▸ Goal of the exercise
Scan the data. Collect each line that contains the word "bruin".
• • •
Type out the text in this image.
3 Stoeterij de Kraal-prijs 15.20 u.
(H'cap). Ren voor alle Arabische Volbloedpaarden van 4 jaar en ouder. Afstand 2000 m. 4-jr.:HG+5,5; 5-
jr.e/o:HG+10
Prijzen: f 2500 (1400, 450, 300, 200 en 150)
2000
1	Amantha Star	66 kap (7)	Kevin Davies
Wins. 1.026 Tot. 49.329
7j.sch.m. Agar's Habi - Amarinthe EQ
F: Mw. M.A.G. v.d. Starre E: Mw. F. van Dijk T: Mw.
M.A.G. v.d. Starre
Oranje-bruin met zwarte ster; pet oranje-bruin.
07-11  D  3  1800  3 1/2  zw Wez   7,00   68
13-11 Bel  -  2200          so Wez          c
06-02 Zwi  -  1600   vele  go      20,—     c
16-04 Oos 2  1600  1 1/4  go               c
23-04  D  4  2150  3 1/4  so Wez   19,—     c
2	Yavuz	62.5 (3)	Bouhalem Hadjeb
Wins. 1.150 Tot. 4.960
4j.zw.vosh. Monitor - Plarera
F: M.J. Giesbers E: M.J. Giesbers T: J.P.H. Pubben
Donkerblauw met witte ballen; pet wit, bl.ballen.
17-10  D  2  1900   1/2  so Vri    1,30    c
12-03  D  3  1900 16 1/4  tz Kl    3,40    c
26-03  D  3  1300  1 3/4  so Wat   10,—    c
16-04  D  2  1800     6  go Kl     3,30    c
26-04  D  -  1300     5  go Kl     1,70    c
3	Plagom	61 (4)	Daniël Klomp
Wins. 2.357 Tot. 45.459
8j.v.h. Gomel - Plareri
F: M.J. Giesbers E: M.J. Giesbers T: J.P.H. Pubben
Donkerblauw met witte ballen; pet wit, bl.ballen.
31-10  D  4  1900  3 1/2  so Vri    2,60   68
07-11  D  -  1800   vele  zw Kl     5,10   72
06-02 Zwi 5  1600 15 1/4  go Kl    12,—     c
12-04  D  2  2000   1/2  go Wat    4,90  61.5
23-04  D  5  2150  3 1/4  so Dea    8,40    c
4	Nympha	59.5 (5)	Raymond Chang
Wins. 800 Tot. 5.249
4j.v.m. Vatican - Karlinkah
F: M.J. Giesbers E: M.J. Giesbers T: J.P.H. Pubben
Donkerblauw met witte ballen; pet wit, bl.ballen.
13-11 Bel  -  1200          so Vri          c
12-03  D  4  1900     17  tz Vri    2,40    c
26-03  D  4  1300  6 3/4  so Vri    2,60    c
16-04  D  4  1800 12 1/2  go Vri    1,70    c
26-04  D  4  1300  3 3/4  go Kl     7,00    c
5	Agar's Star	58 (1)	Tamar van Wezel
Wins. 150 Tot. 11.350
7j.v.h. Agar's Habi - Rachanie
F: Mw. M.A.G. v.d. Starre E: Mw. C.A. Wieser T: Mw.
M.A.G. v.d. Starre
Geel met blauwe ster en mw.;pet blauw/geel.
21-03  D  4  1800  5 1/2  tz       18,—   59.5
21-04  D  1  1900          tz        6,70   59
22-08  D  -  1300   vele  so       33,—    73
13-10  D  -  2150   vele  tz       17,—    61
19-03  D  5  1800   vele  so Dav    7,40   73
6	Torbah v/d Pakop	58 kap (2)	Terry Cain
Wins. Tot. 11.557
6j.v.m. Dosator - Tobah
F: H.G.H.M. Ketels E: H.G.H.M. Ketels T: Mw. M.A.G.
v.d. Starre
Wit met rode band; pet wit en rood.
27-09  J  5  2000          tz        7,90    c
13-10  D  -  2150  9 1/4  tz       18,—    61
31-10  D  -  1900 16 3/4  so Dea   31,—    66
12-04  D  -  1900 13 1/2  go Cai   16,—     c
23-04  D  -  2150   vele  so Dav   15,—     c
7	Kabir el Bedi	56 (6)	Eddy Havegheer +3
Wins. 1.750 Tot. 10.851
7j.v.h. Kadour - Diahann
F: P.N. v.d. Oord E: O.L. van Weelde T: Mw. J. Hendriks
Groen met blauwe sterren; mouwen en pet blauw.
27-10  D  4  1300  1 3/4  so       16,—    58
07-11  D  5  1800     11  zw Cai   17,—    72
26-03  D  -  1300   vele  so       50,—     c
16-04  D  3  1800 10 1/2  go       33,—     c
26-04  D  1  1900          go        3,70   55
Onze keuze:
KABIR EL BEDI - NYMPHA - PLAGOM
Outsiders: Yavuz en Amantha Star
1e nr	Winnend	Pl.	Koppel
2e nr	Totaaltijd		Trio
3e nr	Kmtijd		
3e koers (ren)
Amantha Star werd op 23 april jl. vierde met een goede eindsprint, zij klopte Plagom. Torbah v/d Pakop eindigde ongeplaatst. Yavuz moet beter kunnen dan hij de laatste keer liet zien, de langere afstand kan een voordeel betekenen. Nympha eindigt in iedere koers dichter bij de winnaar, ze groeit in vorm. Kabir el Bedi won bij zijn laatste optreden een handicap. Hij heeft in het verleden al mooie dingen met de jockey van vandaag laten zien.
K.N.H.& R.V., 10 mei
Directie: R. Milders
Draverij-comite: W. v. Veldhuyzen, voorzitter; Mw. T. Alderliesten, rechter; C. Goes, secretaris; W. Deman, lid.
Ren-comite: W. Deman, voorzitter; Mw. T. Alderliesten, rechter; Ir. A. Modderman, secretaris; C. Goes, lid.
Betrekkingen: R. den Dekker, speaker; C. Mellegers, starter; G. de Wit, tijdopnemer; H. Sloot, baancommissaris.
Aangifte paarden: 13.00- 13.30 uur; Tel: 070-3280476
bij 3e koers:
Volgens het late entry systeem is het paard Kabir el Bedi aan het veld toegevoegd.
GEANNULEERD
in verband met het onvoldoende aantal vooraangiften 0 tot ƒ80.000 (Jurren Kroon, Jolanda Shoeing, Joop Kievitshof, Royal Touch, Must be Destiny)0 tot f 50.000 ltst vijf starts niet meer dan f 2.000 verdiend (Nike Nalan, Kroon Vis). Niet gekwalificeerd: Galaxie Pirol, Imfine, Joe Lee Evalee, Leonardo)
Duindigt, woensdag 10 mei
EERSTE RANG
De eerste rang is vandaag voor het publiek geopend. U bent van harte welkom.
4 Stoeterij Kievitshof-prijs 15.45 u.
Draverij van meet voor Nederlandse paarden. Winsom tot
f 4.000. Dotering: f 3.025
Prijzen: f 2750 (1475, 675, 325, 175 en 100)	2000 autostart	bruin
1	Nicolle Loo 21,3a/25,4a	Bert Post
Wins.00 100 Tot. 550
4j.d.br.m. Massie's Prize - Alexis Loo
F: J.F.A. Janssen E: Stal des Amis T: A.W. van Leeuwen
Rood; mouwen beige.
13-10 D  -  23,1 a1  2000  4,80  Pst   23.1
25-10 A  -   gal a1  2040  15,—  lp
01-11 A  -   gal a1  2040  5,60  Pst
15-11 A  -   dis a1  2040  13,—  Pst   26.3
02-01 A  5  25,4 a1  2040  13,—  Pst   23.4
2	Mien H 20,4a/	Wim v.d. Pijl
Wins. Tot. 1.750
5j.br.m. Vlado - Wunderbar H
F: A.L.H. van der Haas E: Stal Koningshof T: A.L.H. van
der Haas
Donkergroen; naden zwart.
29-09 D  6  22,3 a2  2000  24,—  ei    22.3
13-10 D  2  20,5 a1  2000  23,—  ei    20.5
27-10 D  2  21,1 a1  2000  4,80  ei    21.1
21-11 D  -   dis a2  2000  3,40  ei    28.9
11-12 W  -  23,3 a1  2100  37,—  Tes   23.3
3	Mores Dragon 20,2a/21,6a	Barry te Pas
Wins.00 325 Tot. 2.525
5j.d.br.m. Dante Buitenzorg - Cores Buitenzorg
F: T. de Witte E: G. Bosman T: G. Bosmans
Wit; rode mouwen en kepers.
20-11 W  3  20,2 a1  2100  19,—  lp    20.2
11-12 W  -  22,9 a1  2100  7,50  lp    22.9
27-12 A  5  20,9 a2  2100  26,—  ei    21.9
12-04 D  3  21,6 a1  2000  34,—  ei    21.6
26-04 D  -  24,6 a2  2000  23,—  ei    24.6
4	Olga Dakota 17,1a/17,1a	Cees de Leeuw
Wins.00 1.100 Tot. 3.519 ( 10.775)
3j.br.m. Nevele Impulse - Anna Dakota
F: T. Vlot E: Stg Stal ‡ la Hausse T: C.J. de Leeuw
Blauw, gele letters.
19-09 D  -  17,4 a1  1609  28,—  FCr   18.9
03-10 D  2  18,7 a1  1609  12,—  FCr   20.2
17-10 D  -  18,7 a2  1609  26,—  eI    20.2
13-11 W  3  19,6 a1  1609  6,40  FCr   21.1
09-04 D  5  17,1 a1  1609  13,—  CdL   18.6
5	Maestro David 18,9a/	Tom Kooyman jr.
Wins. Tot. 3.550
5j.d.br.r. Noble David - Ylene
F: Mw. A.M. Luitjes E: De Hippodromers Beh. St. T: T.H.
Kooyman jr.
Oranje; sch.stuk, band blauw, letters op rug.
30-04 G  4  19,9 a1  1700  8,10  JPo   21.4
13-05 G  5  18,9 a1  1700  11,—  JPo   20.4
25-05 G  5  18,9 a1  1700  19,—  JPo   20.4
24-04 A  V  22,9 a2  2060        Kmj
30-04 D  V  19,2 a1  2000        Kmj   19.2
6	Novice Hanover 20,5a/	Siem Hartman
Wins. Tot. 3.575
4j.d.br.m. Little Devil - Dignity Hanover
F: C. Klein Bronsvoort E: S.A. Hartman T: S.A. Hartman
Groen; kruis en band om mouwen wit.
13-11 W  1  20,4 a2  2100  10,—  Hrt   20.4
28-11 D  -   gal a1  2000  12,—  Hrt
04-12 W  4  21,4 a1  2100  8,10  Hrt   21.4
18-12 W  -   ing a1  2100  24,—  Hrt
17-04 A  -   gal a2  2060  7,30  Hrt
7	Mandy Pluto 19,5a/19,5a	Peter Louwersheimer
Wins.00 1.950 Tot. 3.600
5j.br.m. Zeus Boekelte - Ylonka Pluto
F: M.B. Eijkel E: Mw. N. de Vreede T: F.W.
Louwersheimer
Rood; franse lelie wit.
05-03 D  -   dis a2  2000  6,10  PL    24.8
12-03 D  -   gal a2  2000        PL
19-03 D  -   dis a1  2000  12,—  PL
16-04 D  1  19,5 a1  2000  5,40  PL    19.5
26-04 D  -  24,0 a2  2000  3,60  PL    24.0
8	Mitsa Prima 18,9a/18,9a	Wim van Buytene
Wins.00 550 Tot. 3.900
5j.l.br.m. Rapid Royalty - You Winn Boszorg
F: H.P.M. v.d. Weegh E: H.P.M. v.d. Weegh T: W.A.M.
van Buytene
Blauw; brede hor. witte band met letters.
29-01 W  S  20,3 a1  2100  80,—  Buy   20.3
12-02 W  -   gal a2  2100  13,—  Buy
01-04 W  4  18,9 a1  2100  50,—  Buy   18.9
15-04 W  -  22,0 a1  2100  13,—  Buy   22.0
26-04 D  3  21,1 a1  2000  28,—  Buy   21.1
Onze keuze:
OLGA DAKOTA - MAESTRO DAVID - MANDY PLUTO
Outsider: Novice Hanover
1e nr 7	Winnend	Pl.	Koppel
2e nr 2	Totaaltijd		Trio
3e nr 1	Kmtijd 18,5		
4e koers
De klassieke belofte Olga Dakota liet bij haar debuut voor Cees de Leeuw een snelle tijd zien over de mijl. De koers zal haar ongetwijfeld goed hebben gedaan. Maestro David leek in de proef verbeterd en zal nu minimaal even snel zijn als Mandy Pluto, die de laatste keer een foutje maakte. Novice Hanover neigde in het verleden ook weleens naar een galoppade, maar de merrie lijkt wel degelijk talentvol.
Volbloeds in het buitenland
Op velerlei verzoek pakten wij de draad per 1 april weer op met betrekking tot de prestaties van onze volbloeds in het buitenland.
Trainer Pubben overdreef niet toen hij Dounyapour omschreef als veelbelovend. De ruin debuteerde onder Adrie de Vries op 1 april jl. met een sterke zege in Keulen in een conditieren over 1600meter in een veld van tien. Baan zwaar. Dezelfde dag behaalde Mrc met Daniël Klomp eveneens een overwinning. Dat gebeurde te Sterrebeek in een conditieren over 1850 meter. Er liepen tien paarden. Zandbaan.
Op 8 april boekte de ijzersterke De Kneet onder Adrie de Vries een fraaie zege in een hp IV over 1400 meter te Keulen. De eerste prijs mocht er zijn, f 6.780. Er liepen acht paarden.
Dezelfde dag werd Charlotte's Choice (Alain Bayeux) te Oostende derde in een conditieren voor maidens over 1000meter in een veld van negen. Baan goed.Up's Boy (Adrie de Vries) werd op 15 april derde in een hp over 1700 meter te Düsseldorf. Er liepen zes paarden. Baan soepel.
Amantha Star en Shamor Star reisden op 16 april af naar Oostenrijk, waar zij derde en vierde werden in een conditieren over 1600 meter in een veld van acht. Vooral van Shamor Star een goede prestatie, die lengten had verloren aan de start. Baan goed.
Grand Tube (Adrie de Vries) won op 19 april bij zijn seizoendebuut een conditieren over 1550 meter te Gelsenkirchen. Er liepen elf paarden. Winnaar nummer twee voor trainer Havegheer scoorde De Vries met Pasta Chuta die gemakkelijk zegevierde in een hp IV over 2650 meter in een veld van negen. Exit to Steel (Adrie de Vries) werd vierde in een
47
• • •
▸ Result
Oranje-bruin met zwarte ster; pet oranje-bruin.
Prijzen: f 2750 (1475, 675, 325, 175 en 100)	2000 autostart	bruin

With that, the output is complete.